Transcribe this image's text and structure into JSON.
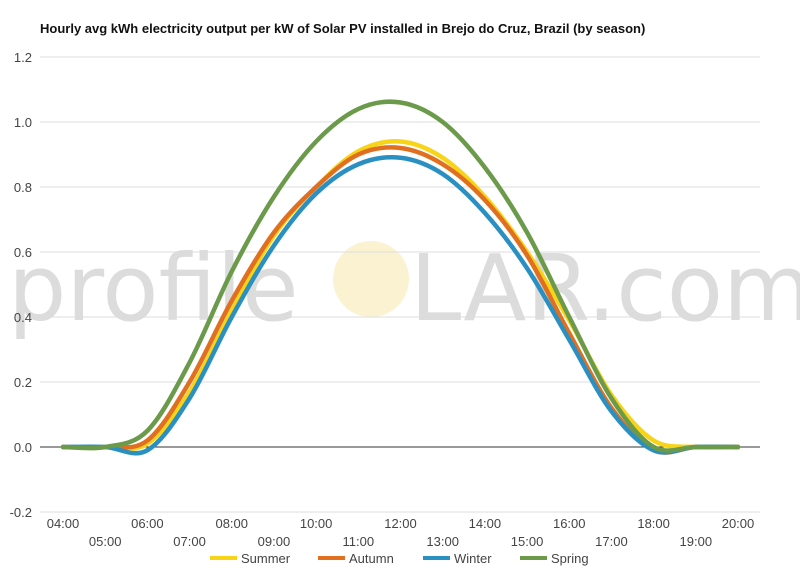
{
  "chart_data": {
    "type": "line",
    "title": "Hourly avg kWh electricity output per kW of Solar PV installed in Brejo do Cruz, Brazil (by season)",
    "xlabel": "",
    "ylabel": "",
    "ylim": [
      -0.2,
      1.2
    ],
    "yticks": [
      "-0.2",
      "0.0",
      "0.2",
      "0.4",
      "0.6",
      "0.8",
      "1.0",
      "1.2"
    ],
    "ytick_values": [
      -0.2,
      0.0,
      0.2,
      0.4,
      0.6,
      0.8,
      1.0,
      1.2
    ],
    "categories": [
      "04:00",
      "05:00",
      "06:00",
      "07:00",
      "08:00",
      "09:00",
      "10:00",
      "11:00",
      "12:00",
      "13:00",
      "14:00",
      "15:00",
      "16:00",
      "17:00",
      "18:00",
      "19:00",
      "20:00"
    ],
    "grid": true,
    "legend_position": "bottom",
    "series": [
      {
        "name": "Summer",
        "color": "#f7d417",
        "values": [
          0.0,
          0.0,
          0.01,
          0.17,
          0.42,
          0.65,
          0.8,
          0.91,
          0.94,
          0.89,
          0.77,
          0.6,
          0.39,
          0.16,
          0.02,
          0.0,
          0.0
        ]
      },
      {
        "name": "Autumn",
        "color": "#e07020",
        "values": [
          0.0,
          0.0,
          0.02,
          0.2,
          0.45,
          0.66,
          0.8,
          0.9,
          0.92,
          0.87,
          0.76,
          0.59,
          0.35,
          0.12,
          -0.01,
          0.0,
          0.0
        ]
      },
      {
        "name": "Winter",
        "color": "#2a8fc1",
        "values": [
          0.0,
          0.0,
          -0.01,
          0.15,
          0.4,
          0.62,
          0.78,
          0.87,
          0.89,
          0.84,
          0.72,
          0.55,
          0.33,
          0.11,
          -0.01,
          0.0,
          0.0
        ]
      },
      {
        "name": "Spring",
        "color": "#6a9a4a",
        "values": [
          0.0,
          0.0,
          0.05,
          0.26,
          0.54,
          0.77,
          0.94,
          1.04,
          1.06,
          1.0,
          0.86,
          0.66,
          0.4,
          0.15,
          0.0,
          0.0,
          0.0
        ]
      }
    ]
  },
  "watermark": {
    "left": "profile",
    "right": "LAR.com"
  }
}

> What you will do: Go through the entries above and output them exactly, without pictures.

> Result:
Transcribe this image's text and structure into JSON.
{
  "chart_data": {
    "type": "line",
    "title": "Hourly avg kWh electricity output per kW of Solar PV installed in Brejo do Cruz, Brazil (by season)",
    "xlabel": "",
    "ylabel": "",
    "ylim": [
      -0.2,
      1.2
    ],
    "yticks": [
      "-0.2",
      "0.0",
      "0.2",
      "0.4",
      "0.6",
      "0.8",
      "1.0",
      "1.2"
    ],
    "ytick_values": [
      -0.2,
      0.0,
      0.2,
      0.4,
      0.6,
      0.8,
      1.0,
      1.2
    ],
    "categories": [
      "04:00",
      "05:00",
      "06:00",
      "07:00",
      "08:00",
      "09:00",
      "10:00",
      "11:00",
      "12:00",
      "13:00",
      "14:00",
      "15:00",
      "16:00",
      "17:00",
      "18:00",
      "19:00",
      "20:00"
    ],
    "grid": true,
    "legend_position": "bottom",
    "series": [
      {
        "name": "Summer",
        "color": "#f7d417",
        "values": [
          0.0,
          0.0,
          0.01,
          0.17,
          0.42,
          0.65,
          0.8,
          0.91,
          0.94,
          0.89,
          0.77,
          0.6,
          0.39,
          0.16,
          0.02,
          0.0,
          0.0
        ]
      },
      {
        "name": "Autumn",
        "color": "#e07020",
        "values": [
          0.0,
          0.0,
          0.02,
          0.2,
          0.45,
          0.66,
          0.8,
          0.9,
          0.92,
          0.87,
          0.76,
          0.59,
          0.35,
          0.12,
          -0.01,
          0.0,
          0.0
        ]
      },
      {
        "name": "Winter",
        "color": "#2a8fc1",
        "values": [
          0.0,
          0.0,
          -0.01,
          0.15,
          0.4,
          0.62,
          0.78,
          0.87,
          0.89,
          0.84,
          0.72,
          0.55,
          0.33,
          0.11,
          -0.01,
          0.0,
          0.0
        ]
      },
      {
        "name": "Spring",
        "color": "#6a9a4a",
        "values": [
          0.0,
          0.0,
          0.05,
          0.26,
          0.54,
          0.77,
          0.94,
          1.04,
          1.06,
          1.0,
          0.86,
          0.66,
          0.4,
          0.15,
          0.0,
          0.0,
          0.0
        ]
      }
    ]
  },
  "watermark": {
    "left": "profile",
    "right": "LAR.com"
  }
}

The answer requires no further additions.